[MATERIAL TO PROCESS]:
⟨
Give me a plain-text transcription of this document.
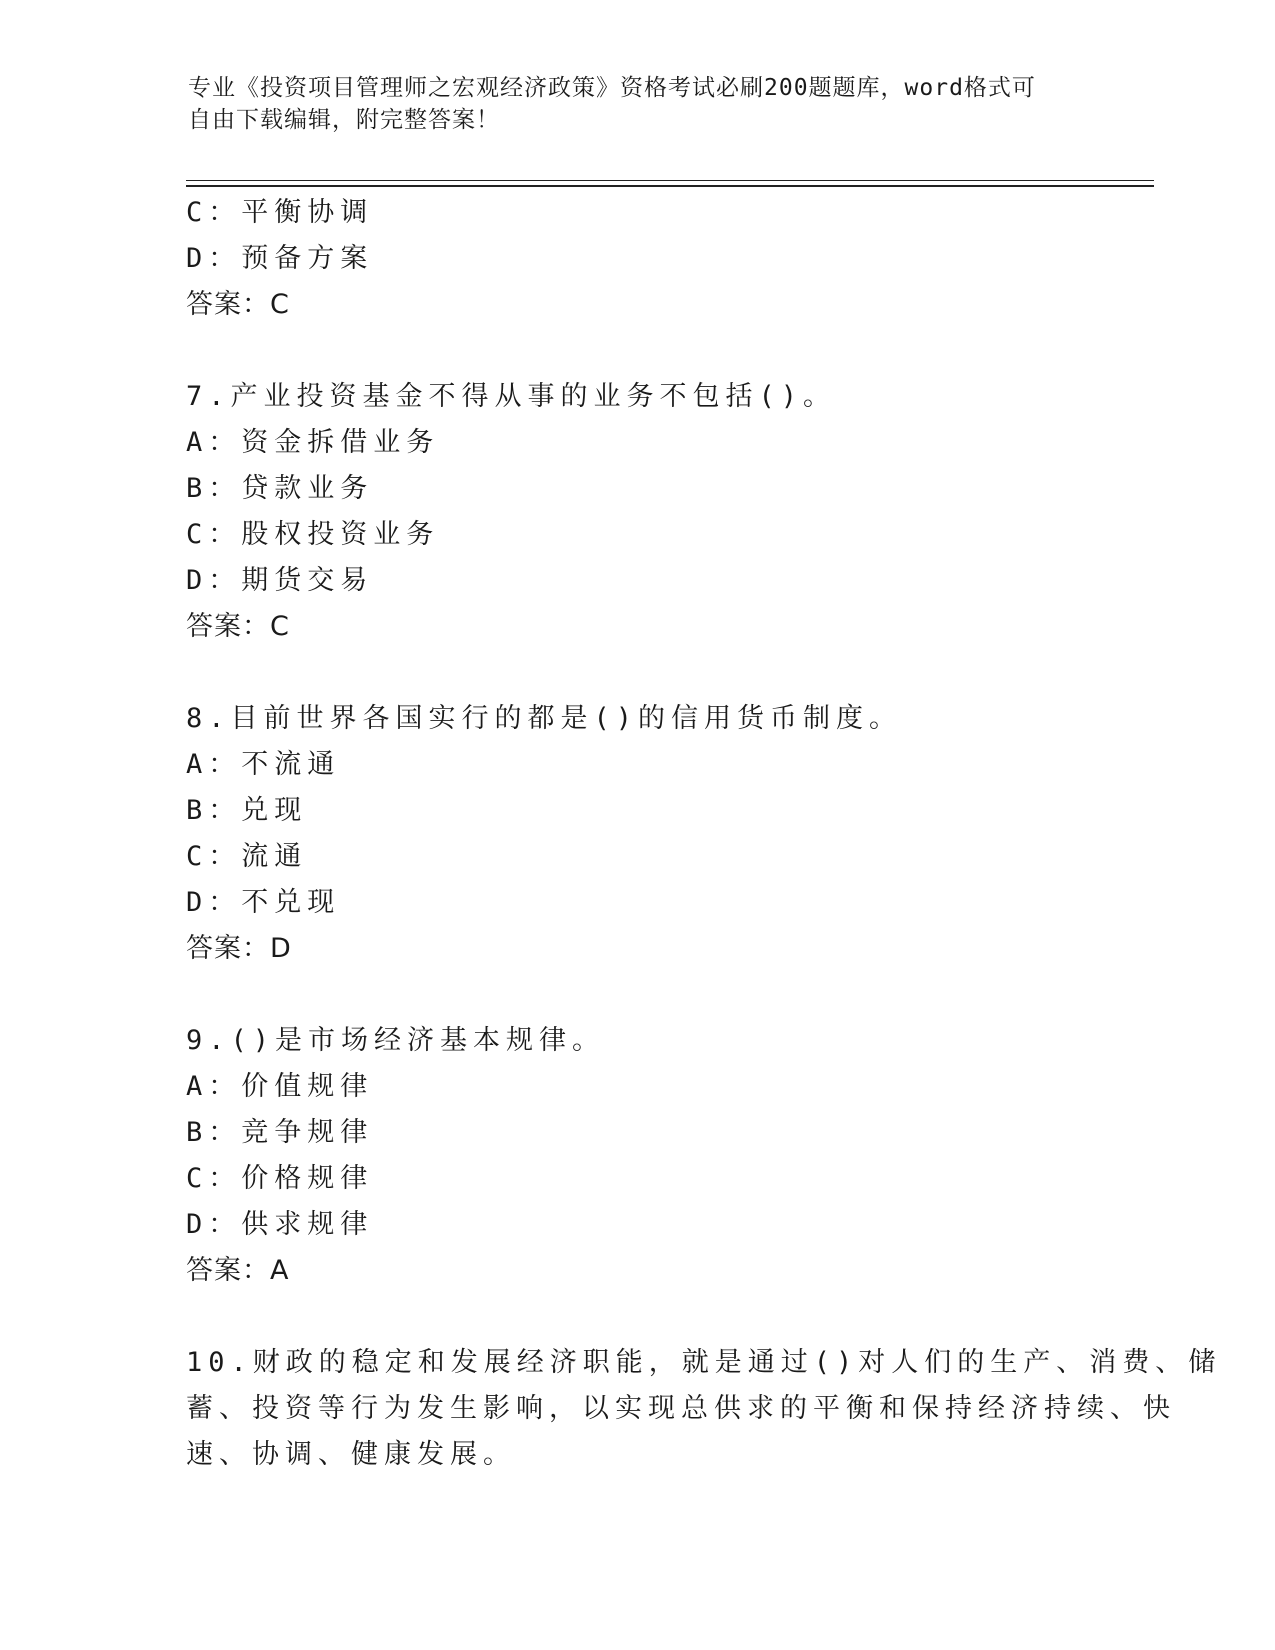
专业《投资项目管理师之宏观经济政策》资格考试必刷200题题库，word格式可
自由下载编辑，附完整答案！
C：平衡协调
D：预备方案
答案：C
7.产业投资基金不得从事的业务不包括()。
A：资金拆借业务
B：贷款业务
C：股权投资业务
D：期货交易
答案：C
8.目前世界各国实行的都是()的信用货币制度。
A：不流通
B：兑现
C：流通
D：不兑现
答案：D
9.()是市场经济基本规律。
A：价值规律
B：竞争规律
C：价格规律
D：供求规律
答案：A
10.财政的稳定和发展经济职能，就是通过()对人们的生产、消费、储
蓄、投资等行为发生影响，以实现总供求的平衡和保持经济持续、快
速、协调、健康发展。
⟩
[GIVEN TASK]: Write out the entries again, exactly as given, skipping any images.

[CORRECT RESULT]:
Give me a plain-text transcription of this document.
专业《投资项目管理师之宏观经济政策》资格考试必刷200题题库，word格式可
自由下载编辑，附完整答案！
C：平衡协调
D：预备方案
答案：C
7.产业投资基金不得从事的业务不包括()。
A：资金拆借业务
B：贷款业务
C：股权投资业务
D：期货交易
答案：C
8.目前世界各国实行的都是()的信用货币制度。
A：不流通
B：兑现
C：流通
D：不兑现
答案：D
9.()是市场经济基本规律。
A：价值规律
B：竞争规律
C：价格规律
D：供求规律
答案：A
10.财政的稳定和发展经济职能，就是通过()对人们的生产、消费、储
蓄、投资等行为发生影响，以实现总供求的平衡和保持经济持续、快
速、协调、健康发展。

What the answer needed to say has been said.